◆ **TASK TO CARRY OUT**: Where a line contains the word "down", copy that line in full.

◆ **GIVEN INFORMATION**:
--- BEGIN ---
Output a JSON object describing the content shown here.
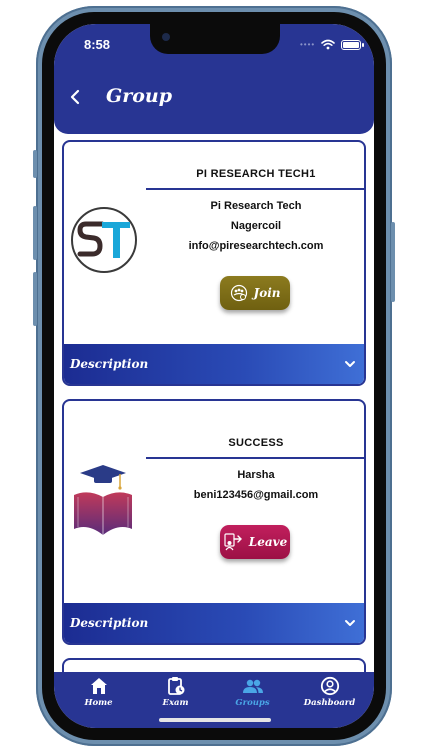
{
  "status_bar": {
    "time": "8:58"
  },
  "header": {
    "title": "Group"
  },
  "groups": [
    {
      "name": "PI RESEARCH TECH1",
      "lines": [
        "Pi Research Tech",
        "Nagercoil",
        "info@piresearchtech.com"
      ],
      "action_label": "Join",
      "description_label": "Description"
    },
    {
      "name": "SUCCESS",
      "lines": [
        "Harsha",
        "beni123456@gmail.com"
      ],
      "action_label": "Leave",
      "description_label": "Description"
    }
  ],
  "bottom_nav": {
    "items": [
      {
        "label": "Home",
        "icon": "home-icon"
      },
      {
        "label": "Exam",
        "icon": "clipboard-clock-icon"
      },
      {
        "label": "Groups",
        "icon": "groups-icon",
        "active": true
      },
      {
        "label": "Dashboard",
        "icon": "account-circle-icon"
      }
    ]
  },
  "colors": {
    "primary": "#283593",
    "join": "#7d6d17",
    "leave": "#b0174f",
    "active_nav": "#4aa6e6"
  }
}
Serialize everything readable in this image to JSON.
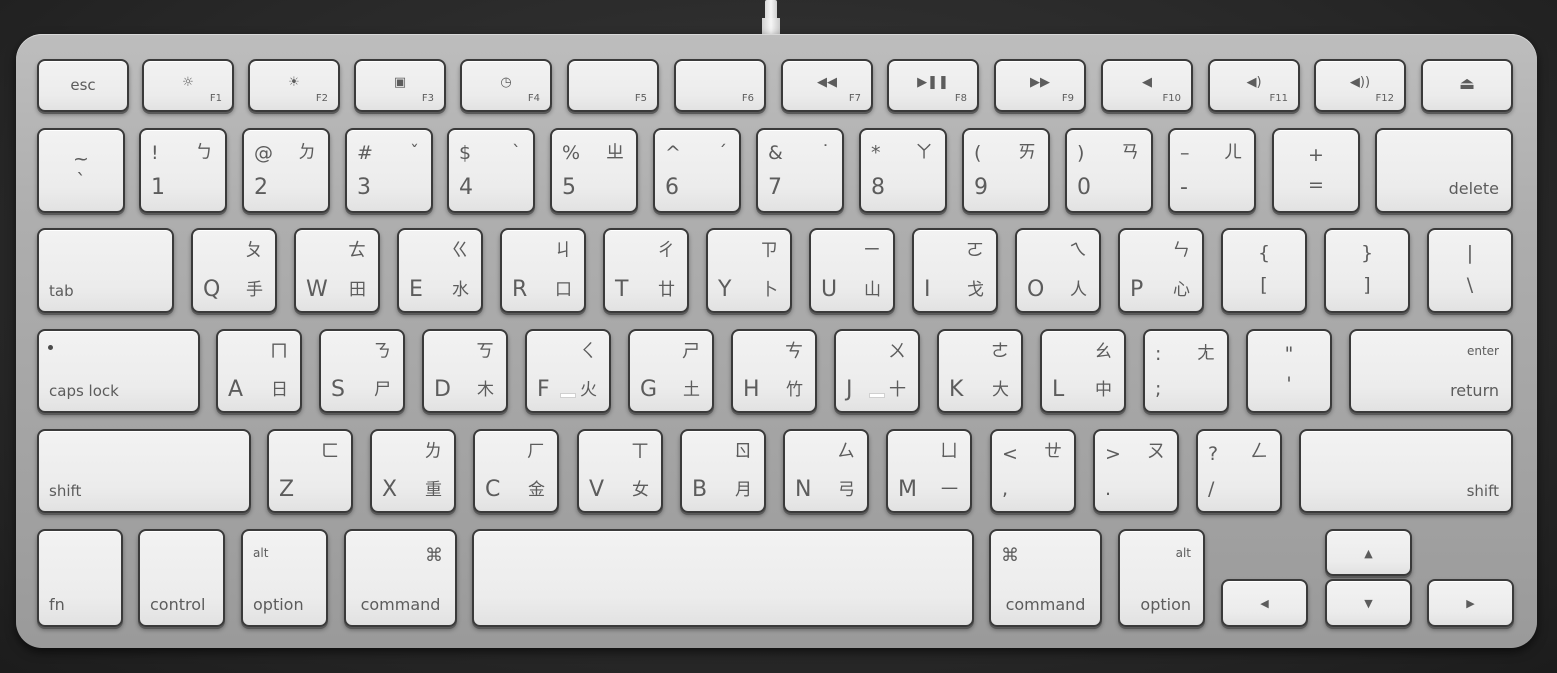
{
  "description": "Photo of an Apple aluminum compact keyboard with Zhuyin (Bopomofo) and Cangjie legends",
  "colors": {
    "background": "#2c2c2c",
    "keyboard_body": "#aeaeae",
    "keycap": "#eeeeee",
    "legend": "#5c5c5c"
  },
  "function_row": [
    {
      "id": "esc",
      "label": "esc"
    },
    {
      "id": "f1",
      "label": "F1",
      "icon": "brightness-down-icon",
      "glyph": "☼"
    },
    {
      "id": "f2",
      "label": "F2",
      "icon": "brightness-up-icon",
      "glyph": "☀"
    },
    {
      "id": "f3",
      "label": "F3",
      "icon": "expose-icon",
      "glyph": "▣"
    },
    {
      "id": "f4",
      "label": "F4",
      "icon": "dashboard-icon",
      "glyph": "◷"
    },
    {
      "id": "f5",
      "label": "F5"
    },
    {
      "id": "f6",
      "label": "F6"
    },
    {
      "id": "f7",
      "label": "F7",
      "icon": "rewind-icon",
      "glyph": "◀◀"
    },
    {
      "id": "f8",
      "label": "F8",
      "icon": "play-pause-icon",
      "glyph": "▶❚❚"
    },
    {
      "id": "f9",
      "label": "F9",
      "icon": "fast-forward-icon",
      "glyph": "▶▶"
    },
    {
      "id": "f10",
      "label": "F10",
      "icon": "mute-icon",
      "glyph": "◀"
    },
    {
      "id": "f11",
      "label": "F11",
      "icon": "volume-down-icon",
      "glyph": "◀)"
    },
    {
      "id": "f12",
      "label": "F12",
      "icon": "volume-up-icon",
      "glyph": "◀))"
    },
    {
      "id": "eject",
      "label": "",
      "icon": "eject-icon",
      "glyph": "⏏"
    }
  ],
  "number_row": [
    {
      "id": "backtick",
      "shift": "~",
      "base": "`",
      "zhuyin": ""
    },
    {
      "id": "1",
      "shift": "!",
      "base": "1",
      "zhuyin": "ㄅ"
    },
    {
      "id": "2",
      "shift": "@",
      "base": "2",
      "zhuyin": "ㄉ"
    },
    {
      "id": "3",
      "shift": "#",
      "base": "3",
      "zhuyin": "ˇ"
    },
    {
      "id": "4",
      "shift": "$",
      "base": "4",
      "zhuyin": "ˋ"
    },
    {
      "id": "5",
      "shift": "%",
      "base": "5",
      "zhuyin": "ㄓ"
    },
    {
      "id": "6",
      "shift": "^",
      "base": "6",
      "zhuyin": "ˊ"
    },
    {
      "id": "7",
      "shift": "&",
      "base": "7",
      "zhuyin": "˙"
    },
    {
      "id": "8",
      "shift": "*",
      "base": "8",
      "zhuyin": "ㄚ"
    },
    {
      "id": "9",
      "shift": "(",
      "base": "9",
      "zhuyin": "ㄞ"
    },
    {
      "id": "0",
      "shift": ")",
      "base": "0",
      "zhuyin": "ㄢ"
    },
    {
      "id": "minus",
      "shift": "–",
      "base": "-",
      "zhuyin": "ㄦ"
    },
    {
      "id": "equals",
      "shift": "+",
      "base": "=",
      "zhuyin": ""
    },
    {
      "id": "delete",
      "label": "delete"
    }
  ],
  "top_row": [
    {
      "id": "tab",
      "label": "tab"
    },
    {
      "id": "q",
      "letter": "Q",
      "zhuyin": "ㄆ",
      "cangjie": "手"
    },
    {
      "id": "w",
      "letter": "W",
      "zhuyin": "ㄊ",
      "cangjie": "田"
    },
    {
      "id": "e",
      "letter": "E",
      "zhuyin": "ㄍ",
      "cangjie": "水"
    },
    {
      "id": "r",
      "letter": "R",
      "zhuyin": "ㄐ",
      "cangjie": "口"
    },
    {
      "id": "t",
      "letter": "T",
      "zhuyin": "ㄔ",
      "cangjie": "廿"
    },
    {
      "id": "y",
      "letter": "Y",
      "zhuyin": "ㄗ",
      "cangjie": "卜"
    },
    {
      "id": "u",
      "letter": "U",
      "zhuyin": "ㄧ",
      "cangjie": "山"
    },
    {
      "id": "i",
      "letter": "I",
      "zhuyin": "ㄛ",
      "cangjie": "戈"
    },
    {
      "id": "o",
      "letter": "O",
      "zhuyin": "ㄟ",
      "cangjie": "人"
    },
    {
      "id": "p",
      "letter": "P",
      "zhuyin": "ㄣ",
      "cangjie": "心"
    },
    {
      "id": "lbracket",
      "shift": "{",
      "base": "["
    },
    {
      "id": "rbracket",
      "shift": "}",
      "base": "]"
    },
    {
      "id": "backslash",
      "shift": "|",
      "base": "\\"
    }
  ],
  "home_row": [
    {
      "id": "capslock",
      "label": "caps lock"
    },
    {
      "id": "a",
      "letter": "A",
      "zhuyin": "ㄇ",
      "cangjie": "日"
    },
    {
      "id": "s",
      "letter": "S",
      "zhuyin": "ㄋ",
      "cangjie": "尸"
    },
    {
      "id": "d",
      "letter": "D",
      "zhuyin": "ㄎ",
      "cangjie": "木"
    },
    {
      "id": "f",
      "letter": "F",
      "zhuyin": "ㄑ",
      "cangjie": "火",
      "homing": true
    },
    {
      "id": "g",
      "letter": "G",
      "zhuyin": "ㄕ",
      "cangjie": "土"
    },
    {
      "id": "h",
      "letter": "H",
      "zhuyin": "ㄘ",
      "cangjie": "竹"
    },
    {
      "id": "j",
      "letter": "J",
      "zhuyin": "ㄨ",
      "cangjie": "十",
      "homing": true
    },
    {
      "id": "k",
      "letter": "K",
      "zhuyin": "ㄜ",
      "cangjie": "大"
    },
    {
      "id": "l",
      "letter": "L",
      "zhuyin": "ㄠ",
      "cangjie": "中"
    },
    {
      "id": "semicolon",
      "shift": ":",
      "base": ";",
      "zhuyin": "ㄤ"
    },
    {
      "id": "quote",
      "shift": "\"",
      "base": "'"
    },
    {
      "id": "return",
      "top": "enter",
      "label": "return"
    }
  ],
  "bottom_row": [
    {
      "id": "lshift",
      "label": "shift"
    },
    {
      "id": "z",
      "letter": "Z",
      "zhuyin": "ㄈ",
      "cangjie": ""
    },
    {
      "id": "x",
      "letter": "X",
      "zhuyin": "ㄌ",
      "cangjie": "重"
    },
    {
      "id": "c",
      "letter": "C",
      "zhuyin": "ㄏ",
      "cangjie": "金"
    },
    {
      "id": "v",
      "letter": "V",
      "zhuyin": "ㄒ",
      "cangjie": "女"
    },
    {
      "id": "b",
      "letter": "B",
      "zhuyin": "ㄖ",
      "cangjie": "月"
    },
    {
      "id": "n",
      "letter": "N",
      "zhuyin": "ㄙ",
      "cangjie": "弓"
    },
    {
      "id": "m",
      "letter": "M",
      "zhuyin": "ㄩ",
      "cangjie": "一"
    },
    {
      "id": "comma",
      "shift": "<",
      "base": ",",
      "zhuyin": "ㄝ"
    },
    {
      "id": "period",
      "shift": ">",
      "base": ".",
      "zhuyin": "ㄡ"
    },
    {
      "id": "slash",
      "shift": "?",
      "base": "/",
      "zhuyin": "ㄥ"
    },
    {
      "id": "rshift",
      "label": "shift"
    }
  ],
  "modifier_row": [
    {
      "id": "fn",
      "label": "fn"
    },
    {
      "id": "control",
      "label": "control"
    },
    {
      "id": "loption",
      "top": "alt",
      "label": "option"
    },
    {
      "id": "lcommand",
      "top": "⌘",
      "label": "command"
    },
    {
      "id": "space",
      "label": ""
    },
    {
      "id": "rcommand",
      "top": "⌘",
      "label": "command"
    },
    {
      "id": "roption",
      "top": "alt",
      "label": "option"
    }
  ],
  "arrows": [
    {
      "id": "up",
      "glyph": "▲"
    },
    {
      "id": "left",
      "glyph": "◀"
    },
    {
      "id": "down",
      "glyph": "▼"
    },
    {
      "id": "right",
      "glyph": "▶"
    }
  ]
}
--- END ---
◆ **ANSWER BELOW**:
      "icon": "brightness-down-icon",
      "icon": "volume-down-icon",
      "id": "down",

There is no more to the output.